═══ SUPPLIED INFORMATION
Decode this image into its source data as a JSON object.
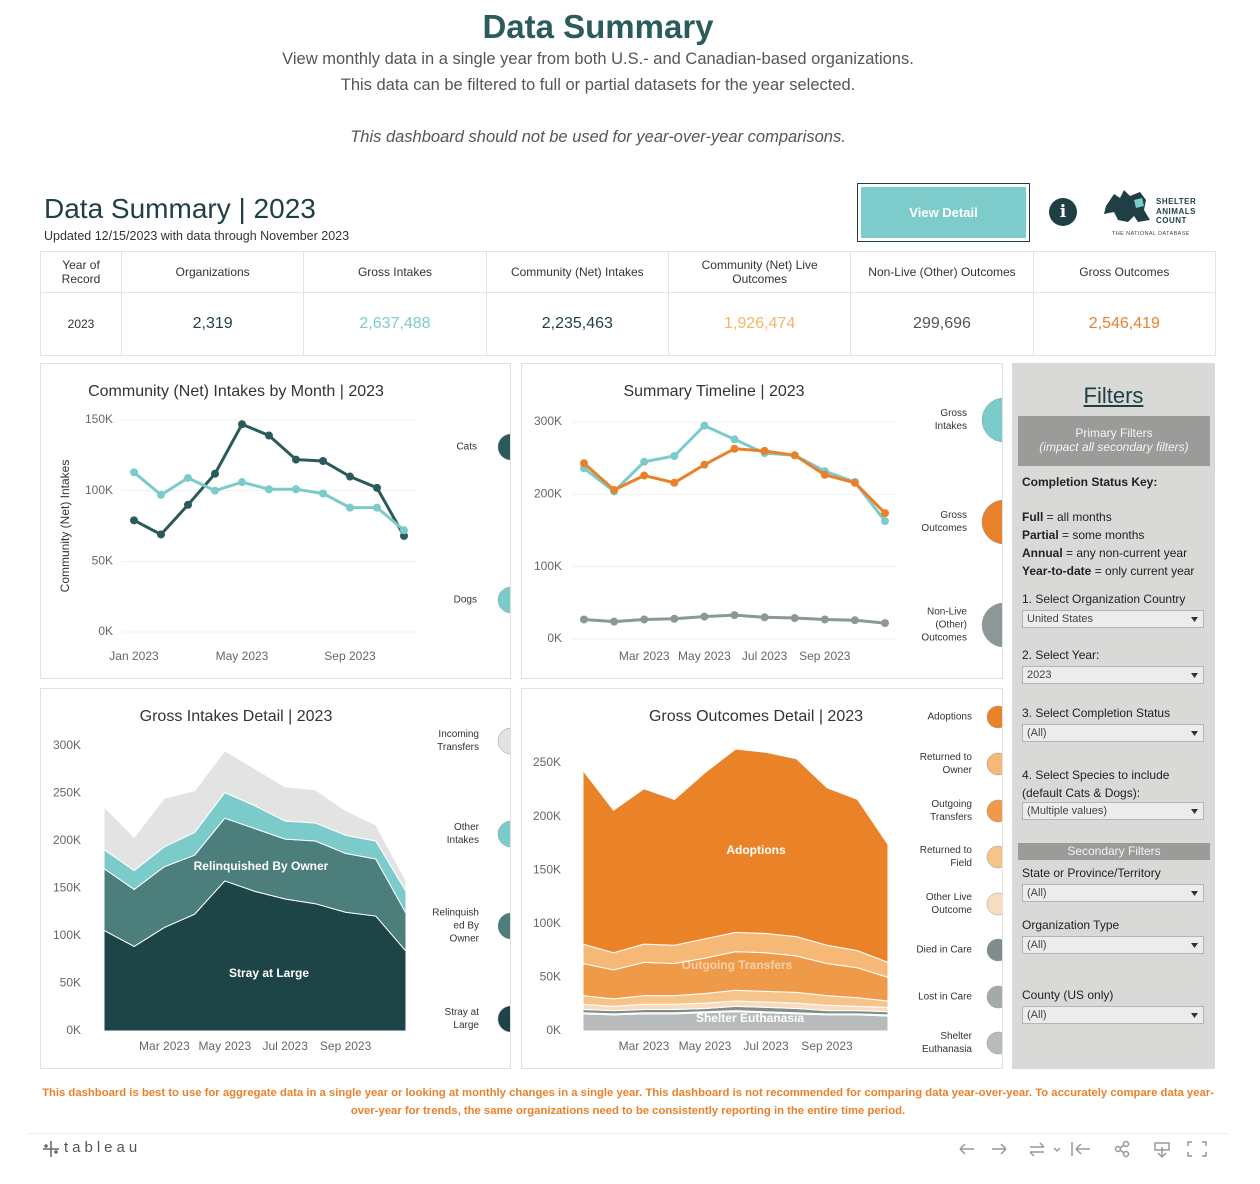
{
  "header": {
    "title": "Data Summary",
    "subtitle_lines": [
      "View monthly data in a single year from both U.S.- and Canadian-based organizations.",
      "This data can be filtered to full or partial datasets for the year selected."
    ],
    "note": "This dashboard should not be used for year-over-year comparisons."
  },
  "dashboard": {
    "title": "Data Summary | 2023",
    "updated": "Updated 12/15/2023 with data through November 2023",
    "button": "View Detail",
    "info": "i",
    "logo": {
      "lines": [
        "SHELTER",
        "ANIMALS",
        "COUNT"
      ],
      "tagline": "THE NATIONAL DATABASE"
    }
  },
  "kpi_table": {
    "headers": [
      "Year of Record",
      "Organizations",
      "Gross Intakes",
      "Community (Net) Intakes",
      "Community (Net) Live Outcomes",
      "Non-Live (Other) Outcomes",
      "Gross Outcomes"
    ],
    "rows": [
      [
        "2023",
        "2,319",
        "2,637,488",
        "2,235,463",
        "1,926,474",
        "299,696",
        "2,546,419"
      ]
    ],
    "colors": [
      "#333333",
      "#1f3f44",
      "#7ccbcb",
      "#1f3f44",
      "#f5b56b",
      "#555555",
      "#e8812b"
    ]
  },
  "chart_data": [
    {
      "type": "line",
      "title": "Community (Net) Intakes by Month | 2023",
      "y_label": "Community (Net) Intakes",
      "categories": [
        "Jan 2023",
        null,
        null,
        null,
        "May 2023",
        null,
        null,
        null,
        "Sep 2023",
        null,
        null
      ],
      "series": [
        {
          "name": "Cats",
          "color": "#2b5a5b",
          "values": [
            79000,
            69000,
            90000,
            112000,
            147000,
            139000,
            122000,
            121000,
            110000,
            102000,
            68000
          ]
        },
        {
          "name": "Dogs",
          "color": "#7ccbcb",
          "values": [
            113000,
            97000,
            109000,
            100000,
            106000,
            101000,
            101000,
            98000,
            88000,
            88000,
            72000
          ]
        }
      ],
      "ylim": [
        0,
        150000
      ],
      "yticks": [
        {
          "value": 0,
          "label": "0K"
        },
        {
          "value": 50000,
          "label": "50K"
        },
        {
          "value": 100000,
          "label": "100K"
        },
        {
          "value": 150000,
          "label": "150K"
        }
      ],
      "grid": true
    },
    {
      "type": "line",
      "title": "Summary Timeline | 2023",
      "categories": [
        null,
        null,
        "Mar 2023",
        null,
        "May 2023",
        null,
        "Jul 2023",
        null,
        "Sep 2023",
        null,
        null
      ],
      "series": [
        {
          "name": "Gross Intakes",
          "color": "#7ccbcb",
          "values": [
            236000,
            204000,
            245000,
            253000,
            295000,
            276000,
            257000,
            254000,
            232000,
            217000,
            163000
          ]
        },
        {
          "name": "Gross Outcomes",
          "color": "#e8812b",
          "values": [
            243000,
            206000,
            226000,
            216000,
            241000,
            263000,
            260000,
            254000,
            227000,
            216000,
            174000
          ]
        },
        {
          "name": "Non-Live (Other) Outcomes",
          "color": "#8b9897",
          "values": [
            27000,
            24000,
            27000,
            28000,
            31000,
            33000,
            30000,
            29000,
            27000,
            26000,
            22000
          ]
        }
      ],
      "ylim": [
        0,
        300000
      ],
      "yticks": [
        {
          "value": 0,
          "label": "0K"
        },
        {
          "value": 100000,
          "label": "100K"
        },
        {
          "value": 200000,
          "label": "200K"
        },
        {
          "value": 300000,
          "label": "300K"
        }
      ],
      "grid": true
    },
    {
      "type": "area",
      "title": "Gross Intakes Detail | 2023",
      "categories": [
        null,
        null,
        "Mar 2023",
        null,
        "May 2023",
        null,
        "Jul 2023",
        null,
        "Sep 2023",
        null,
        null
      ],
      "series": [
        {
          "name": "Stray at Large",
          "color": "#1d4446",
          "values": [
            106000,
            89000,
            109000,
            123000,
            158000,
            147000,
            139000,
            134000,
            125000,
            121000,
            84000
          ]
        },
        {
          "name": "Relinquished By Owner",
          "color": "#4c7e7c",
          "values": [
            65000,
            60000,
            64000,
            62000,
            66000,
            66000,
            63000,
            66000,
            62000,
            60000,
            40000
          ]
        },
        {
          "name": "Other Intakes",
          "color": "#7ccbcb",
          "values": [
            20000,
            20000,
            21000,
            24000,
            27000,
            24000,
            19000,
            19000,
            19000,
            19000,
            23000
          ]
        },
        {
          "name": "Incoming Transfers",
          "color": "#e3e3e3",
          "values": [
            45000,
            35000,
            51000,
            44000,
            44000,
            39000,
            36000,
            35000,
            26000,
            17000,
            11000
          ]
        }
      ],
      "ylim": [
        0,
        300000
      ],
      "yticks": [
        {
          "value": 0,
          "label": "0K"
        },
        {
          "value": 50000,
          "label": "50K"
        },
        {
          "value": 100000,
          "label": "100K"
        },
        {
          "value": 150000,
          "label": "150K"
        },
        {
          "value": 200000,
          "label": "200K"
        },
        {
          "value": 250000,
          "label": "250K"
        },
        {
          "value": 300000,
          "label": "300K"
        }
      ],
      "grid": false
    },
    {
      "type": "area",
      "title": "Gross Outcomes Detail | 2023",
      "categories": [
        null,
        null,
        "Mar 2023",
        null,
        "May 2023",
        null,
        "Jul 2023",
        null,
        "Sep 2023",
        null,
        null
      ],
      "series": [
        {
          "name": "Shelter Euthanasia",
          "color": "#b7bbbb",
          "values": [
            16000,
            15000,
            16000,
            16000,
            17000,
            18000,
            17000,
            16000,
            15000,
            15000,
            14000
          ]
        },
        {
          "name": "Lost in Care",
          "color": "#a4a9a9",
          "values": [
            1000,
            1000,
            1000,
            1000,
            1000,
            1000,
            1000,
            1000,
            1000,
            1000,
            1000
          ]
        },
        {
          "name": "Died in Care",
          "color": "#7f8c8b",
          "values": [
            3000,
            3000,
            3000,
            3000,
            3000,
            4000,
            4000,
            4000,
            3000,
            3000,
            3000
          ]
        },
        {
          "name": "Other Live Outcome",
          "color": "#f9dcc0",
          "values": [
            5000,
            4000,
            5000,
            5000,
            5000,
            5000,
            5000,
            5000,
            5000,
            4000,
            4000
          ]
        },
        {
          "name": "Returned to Field",
          "color": "#f6c38b",
          "values": [
            8000,
            7000,
            8000,
            8000,
            9000,
            10000,
            10000,
            10000,
            9000,
            8000,
            6000
          ]
        },
        {
          "name": "Outgoing Transfers",
          "color": "#ef9a49",
          "values": [
            30000,
            27000,
            31000,
            30000,
            33000,
            36000,
            36000,
            34000,
            30000,
            28000,
            22000
          ]
        },
        {
          "name": "Returned to Owner",
          "color": "#f5b877",
          "values": [
            18000,
            16000,
            17000,
            17000,
            18000,
            18000,
            18000,
            18000,
            17000,
            16000,
            14000
          ]
        },
        {
          "name": "Adoptions",
          "color": "#ea8328",
          "values": [
            162000,
            133000,
            145000,
            136000,
            155000,
            171000,
            169000,
            166000,
            147000,
            141000,
            110000
          ]
        }
      ],
      "ylim": [
        0,
        250000
      ],
      "yticks": [
        {
          "value": 0,
          "label": "0K"
        },
        {
          "value": 50000,
          "label": "50K"
        },
        {
          "value": 100000,
          "label": "100K"
        },
        {
          "value": 150000,
          "label": "150K"
        },
        {
          "value": 200000,
          "label": "200K"
        },
        {
          "value": 250000,
          "label": "250K"
        }
      ],
      "grid": false
    }
  ],
  "filters": {
    "title": "Filters",
    "primary": {
      "title": "Primary Filters",
      "subtitle": "(impact all secondary filters)"
    },
    "key_title": "Completion Status Key:",
    "key": [
      {
        "term": "Full",
        "desc": " = all months"
      },
      {
        "term": "Partial",
        "desc": " = some months"
      },
      {
        "term": "Annual",
        "desc": " = any non-current year"
      },
      {
        "term": "Year-to-date",
        "desc": " = only current year"
      }
    ],
    "selects": [
      {
        "label": "1. Select Organization Country",
        "value": "United States"
      },
      {
        "label": "2. Select Year:",
        "value": "2023"
      },
      {
        "label": "3. Select Completion Status",
        "value": "(All)"
      },
      {
        "label": "4. Select Species to include\n    (default Cats & Dogs):",
        "value": "(Multiple values)"
      }
    ],
    "secondary_title": "Secondary Filters",
    "secondary_selects": [
      {
        "label": "State or Province/Territory",
        "value": "(All)"
      },
      {
        "label": "Organization Type",
        "value": "(All)"
      },
      {
        "label": "County (US only)",
        "value": "(All)"
      }
    ]
  },
  "footer_note": "This dashboard is best to use for aggregate data in a single year or looking at monthly changes in a single year.  This dashboard is not recommended for comparing data year-over-year. To accurately compare data year-over-year for trends, the same organizations need to be consistently reporting in the entire time period.",
  "toolbar": {
    "brand": "tableau"
  }
}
══════
Point out every line holding the string "Summary" and copy it.

WRITTEN RESPONSE:
    "title": "Data Summary",
    "title": "Data Summary | 2023",
      "title": "Summary Timeline | 2023",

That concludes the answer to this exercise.